→ Source excerpt
=-=-=

The culmination of these issues presented the team with a significant challenge. Circumstances around the formation of legislation.gov.uk and its predecessors meant they had accrued a significant backlog of unapplied effects which at its worst totalled a little over 160,000. This backlog meant that “to all intents and purposes, less than half, maybe even less than a third of the revised legislation on legislation.gov.uk was up to date,” says John. They cannot be more specific because at the time they did not even have the data to know just how much legislation was not up to date.
We calculated that in a typical year there were at least 15,000 amendments that were being passed and we were able to apply, in our best year, no more than 10,000. So that meant that we were, in our best ever year, only able to do two thirds of the job,” John explains. The result was “a viability question: if you can’t keep pace then, propositionally, you don’t have anything. If you’re not keeping pace then you’ve got a product [that] is getting worse and is not meeting users’ needs.”

=-=-=

→ Data provided
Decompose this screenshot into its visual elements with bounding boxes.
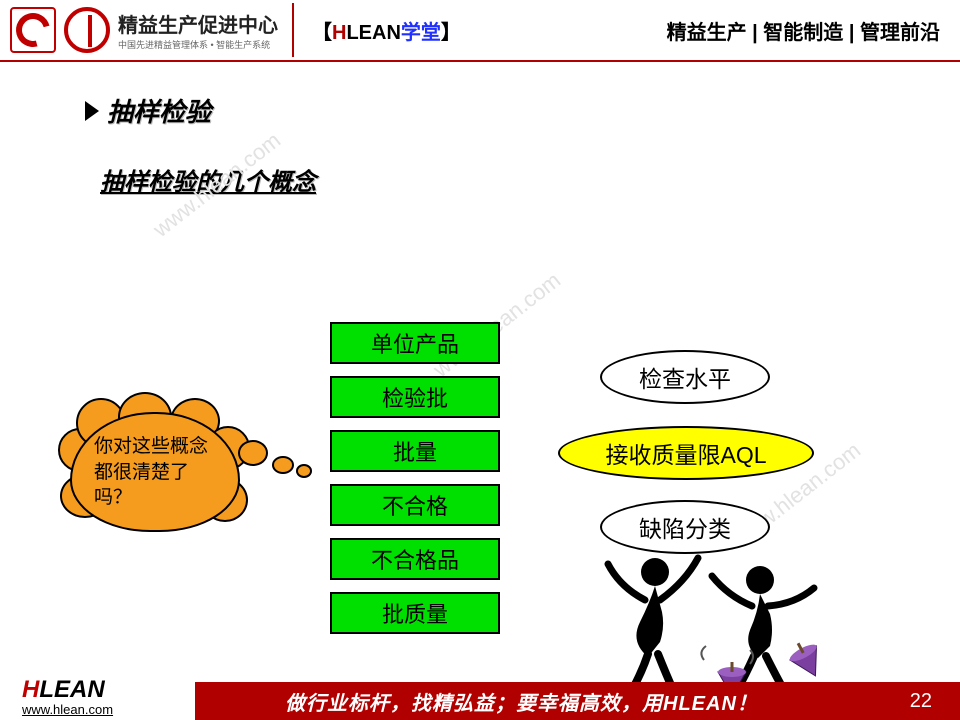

=-=-=

Answer these from the legislation.gov.uk excerpt:
1. What did the backlog of unapplied effects total at its worst?
2. How many amendments were passed in a typical year?
3. In the team's best year, how many amendments were they able to apply?

→ Final answer
1. A little over 160,000.
2. At least 15,000.
3. No more than 10,000.